* _Directive_:
For the records that follow, return only the count of lines containing the string "Macro".

# # # # # # #

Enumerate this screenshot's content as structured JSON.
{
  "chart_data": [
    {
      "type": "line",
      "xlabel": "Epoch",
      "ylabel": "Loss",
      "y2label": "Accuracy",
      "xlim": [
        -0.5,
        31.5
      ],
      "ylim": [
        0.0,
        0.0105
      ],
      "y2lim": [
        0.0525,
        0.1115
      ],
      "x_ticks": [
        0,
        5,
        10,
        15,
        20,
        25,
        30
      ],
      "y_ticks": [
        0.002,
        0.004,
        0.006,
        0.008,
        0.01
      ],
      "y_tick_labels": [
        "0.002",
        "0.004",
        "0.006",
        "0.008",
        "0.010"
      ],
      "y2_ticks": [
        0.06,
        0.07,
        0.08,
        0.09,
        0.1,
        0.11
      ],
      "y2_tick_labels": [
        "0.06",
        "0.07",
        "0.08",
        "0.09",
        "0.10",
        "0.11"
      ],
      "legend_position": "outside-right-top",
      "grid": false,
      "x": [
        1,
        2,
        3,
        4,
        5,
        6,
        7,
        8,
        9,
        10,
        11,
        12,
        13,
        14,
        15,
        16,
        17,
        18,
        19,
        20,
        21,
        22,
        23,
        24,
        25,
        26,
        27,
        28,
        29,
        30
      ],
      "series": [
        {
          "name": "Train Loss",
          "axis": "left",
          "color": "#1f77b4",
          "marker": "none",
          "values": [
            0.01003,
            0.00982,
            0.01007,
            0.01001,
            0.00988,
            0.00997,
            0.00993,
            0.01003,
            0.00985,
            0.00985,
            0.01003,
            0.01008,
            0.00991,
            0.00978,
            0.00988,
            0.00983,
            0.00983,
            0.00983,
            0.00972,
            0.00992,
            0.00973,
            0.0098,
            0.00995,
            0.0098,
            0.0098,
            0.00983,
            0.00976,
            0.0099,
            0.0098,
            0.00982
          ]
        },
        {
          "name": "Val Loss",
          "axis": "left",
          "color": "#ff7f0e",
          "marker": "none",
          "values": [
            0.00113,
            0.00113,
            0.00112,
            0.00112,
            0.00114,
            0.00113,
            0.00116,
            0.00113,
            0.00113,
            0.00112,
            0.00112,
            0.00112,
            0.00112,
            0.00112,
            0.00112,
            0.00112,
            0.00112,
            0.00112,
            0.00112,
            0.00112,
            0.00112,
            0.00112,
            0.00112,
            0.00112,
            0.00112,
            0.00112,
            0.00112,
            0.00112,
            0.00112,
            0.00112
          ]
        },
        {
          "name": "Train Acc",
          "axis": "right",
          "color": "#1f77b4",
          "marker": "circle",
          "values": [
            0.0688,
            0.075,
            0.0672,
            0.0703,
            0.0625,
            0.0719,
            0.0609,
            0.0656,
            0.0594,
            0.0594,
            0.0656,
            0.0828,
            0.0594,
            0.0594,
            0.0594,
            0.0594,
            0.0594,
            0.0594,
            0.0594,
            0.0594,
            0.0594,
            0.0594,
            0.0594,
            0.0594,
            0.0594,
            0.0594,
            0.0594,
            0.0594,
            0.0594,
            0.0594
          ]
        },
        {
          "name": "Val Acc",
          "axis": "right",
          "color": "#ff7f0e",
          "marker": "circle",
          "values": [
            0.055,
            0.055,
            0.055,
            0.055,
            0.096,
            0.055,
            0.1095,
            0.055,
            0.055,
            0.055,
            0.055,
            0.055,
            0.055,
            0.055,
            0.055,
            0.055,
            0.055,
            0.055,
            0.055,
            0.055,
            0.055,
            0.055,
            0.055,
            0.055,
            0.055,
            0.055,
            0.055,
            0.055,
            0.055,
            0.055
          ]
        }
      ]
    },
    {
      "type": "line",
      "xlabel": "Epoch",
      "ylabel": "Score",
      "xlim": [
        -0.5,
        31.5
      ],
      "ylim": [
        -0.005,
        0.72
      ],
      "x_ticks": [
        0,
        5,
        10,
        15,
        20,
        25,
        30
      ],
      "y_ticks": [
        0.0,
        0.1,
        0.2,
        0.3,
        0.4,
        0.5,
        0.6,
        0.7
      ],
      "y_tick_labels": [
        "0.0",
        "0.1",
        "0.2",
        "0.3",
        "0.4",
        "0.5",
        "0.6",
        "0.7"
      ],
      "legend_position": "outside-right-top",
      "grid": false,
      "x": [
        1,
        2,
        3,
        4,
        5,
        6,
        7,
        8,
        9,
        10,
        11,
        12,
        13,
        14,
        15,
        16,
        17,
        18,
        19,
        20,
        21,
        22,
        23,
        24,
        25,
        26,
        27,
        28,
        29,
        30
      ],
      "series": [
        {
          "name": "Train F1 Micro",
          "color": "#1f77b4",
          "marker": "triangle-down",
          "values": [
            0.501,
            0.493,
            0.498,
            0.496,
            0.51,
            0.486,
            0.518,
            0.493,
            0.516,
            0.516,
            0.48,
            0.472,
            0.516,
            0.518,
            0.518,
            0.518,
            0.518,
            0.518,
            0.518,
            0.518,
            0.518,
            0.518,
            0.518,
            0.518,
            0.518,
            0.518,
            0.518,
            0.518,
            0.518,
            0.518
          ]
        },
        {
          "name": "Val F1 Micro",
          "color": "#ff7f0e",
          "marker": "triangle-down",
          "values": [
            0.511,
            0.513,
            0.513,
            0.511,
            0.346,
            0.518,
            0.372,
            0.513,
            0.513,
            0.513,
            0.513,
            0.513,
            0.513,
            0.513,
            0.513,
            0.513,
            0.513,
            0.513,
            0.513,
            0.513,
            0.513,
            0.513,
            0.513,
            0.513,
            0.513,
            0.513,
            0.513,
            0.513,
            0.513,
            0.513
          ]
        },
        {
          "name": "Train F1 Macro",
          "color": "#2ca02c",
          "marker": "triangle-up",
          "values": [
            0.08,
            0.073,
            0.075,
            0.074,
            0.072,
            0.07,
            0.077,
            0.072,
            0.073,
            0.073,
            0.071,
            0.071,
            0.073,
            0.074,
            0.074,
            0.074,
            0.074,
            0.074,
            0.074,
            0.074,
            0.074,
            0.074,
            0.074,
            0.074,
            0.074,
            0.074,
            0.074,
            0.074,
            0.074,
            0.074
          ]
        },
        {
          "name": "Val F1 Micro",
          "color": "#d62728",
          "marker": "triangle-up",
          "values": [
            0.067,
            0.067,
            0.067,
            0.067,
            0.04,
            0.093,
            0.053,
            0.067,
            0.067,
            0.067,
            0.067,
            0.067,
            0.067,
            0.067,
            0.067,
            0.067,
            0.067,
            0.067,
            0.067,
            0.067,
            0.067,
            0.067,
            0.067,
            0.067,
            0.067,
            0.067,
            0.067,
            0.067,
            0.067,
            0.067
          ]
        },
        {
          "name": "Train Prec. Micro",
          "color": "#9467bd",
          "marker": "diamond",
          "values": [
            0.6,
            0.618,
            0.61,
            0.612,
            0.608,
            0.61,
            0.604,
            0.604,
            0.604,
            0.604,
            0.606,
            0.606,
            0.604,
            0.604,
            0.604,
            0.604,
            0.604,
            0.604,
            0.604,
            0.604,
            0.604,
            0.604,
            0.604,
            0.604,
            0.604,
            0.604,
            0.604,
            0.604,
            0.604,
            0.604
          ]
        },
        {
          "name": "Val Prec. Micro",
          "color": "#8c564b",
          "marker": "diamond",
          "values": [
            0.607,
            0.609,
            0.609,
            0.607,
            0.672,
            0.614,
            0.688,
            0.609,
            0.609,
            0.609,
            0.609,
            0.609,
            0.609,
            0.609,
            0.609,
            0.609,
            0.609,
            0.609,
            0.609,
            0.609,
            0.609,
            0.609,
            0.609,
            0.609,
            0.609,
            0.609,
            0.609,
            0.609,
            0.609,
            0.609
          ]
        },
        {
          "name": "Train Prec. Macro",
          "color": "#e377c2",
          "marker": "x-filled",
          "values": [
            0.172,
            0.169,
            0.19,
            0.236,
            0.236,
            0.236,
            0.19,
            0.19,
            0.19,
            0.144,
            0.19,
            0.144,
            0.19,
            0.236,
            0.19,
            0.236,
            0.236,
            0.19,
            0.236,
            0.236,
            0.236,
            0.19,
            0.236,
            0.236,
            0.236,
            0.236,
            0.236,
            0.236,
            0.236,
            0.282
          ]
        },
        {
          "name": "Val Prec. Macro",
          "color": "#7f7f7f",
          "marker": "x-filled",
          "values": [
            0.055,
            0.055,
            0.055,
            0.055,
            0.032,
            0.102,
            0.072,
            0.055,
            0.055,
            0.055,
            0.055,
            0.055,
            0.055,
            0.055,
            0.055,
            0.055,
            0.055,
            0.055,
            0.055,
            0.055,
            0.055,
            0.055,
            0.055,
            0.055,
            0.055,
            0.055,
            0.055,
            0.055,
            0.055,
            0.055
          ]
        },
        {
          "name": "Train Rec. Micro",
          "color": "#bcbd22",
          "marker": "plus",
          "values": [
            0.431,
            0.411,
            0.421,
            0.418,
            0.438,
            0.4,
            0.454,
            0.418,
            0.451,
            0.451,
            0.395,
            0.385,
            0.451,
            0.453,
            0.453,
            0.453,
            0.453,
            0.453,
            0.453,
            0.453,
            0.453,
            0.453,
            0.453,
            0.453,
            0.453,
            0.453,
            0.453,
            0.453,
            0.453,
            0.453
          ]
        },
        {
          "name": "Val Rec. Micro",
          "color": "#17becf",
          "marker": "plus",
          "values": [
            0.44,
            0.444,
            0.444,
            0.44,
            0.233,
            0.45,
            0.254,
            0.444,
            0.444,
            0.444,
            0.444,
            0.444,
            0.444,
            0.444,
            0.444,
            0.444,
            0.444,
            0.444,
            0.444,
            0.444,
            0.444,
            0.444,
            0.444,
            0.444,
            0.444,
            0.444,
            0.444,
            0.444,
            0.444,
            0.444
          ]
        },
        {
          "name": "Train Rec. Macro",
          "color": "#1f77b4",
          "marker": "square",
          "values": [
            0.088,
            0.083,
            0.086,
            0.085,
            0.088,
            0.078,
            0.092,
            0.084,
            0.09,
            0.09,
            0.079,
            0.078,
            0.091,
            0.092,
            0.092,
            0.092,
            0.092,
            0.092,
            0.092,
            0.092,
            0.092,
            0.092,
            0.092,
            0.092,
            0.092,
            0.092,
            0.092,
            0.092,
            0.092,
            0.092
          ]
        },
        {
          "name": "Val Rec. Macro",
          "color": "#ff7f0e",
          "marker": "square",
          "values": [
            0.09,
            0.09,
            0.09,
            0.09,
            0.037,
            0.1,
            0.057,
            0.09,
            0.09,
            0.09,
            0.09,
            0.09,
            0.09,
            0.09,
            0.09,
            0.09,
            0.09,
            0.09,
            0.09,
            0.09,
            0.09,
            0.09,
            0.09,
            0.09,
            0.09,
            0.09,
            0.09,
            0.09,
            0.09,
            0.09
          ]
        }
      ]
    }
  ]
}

# # # # # # #

* _Output below_:
5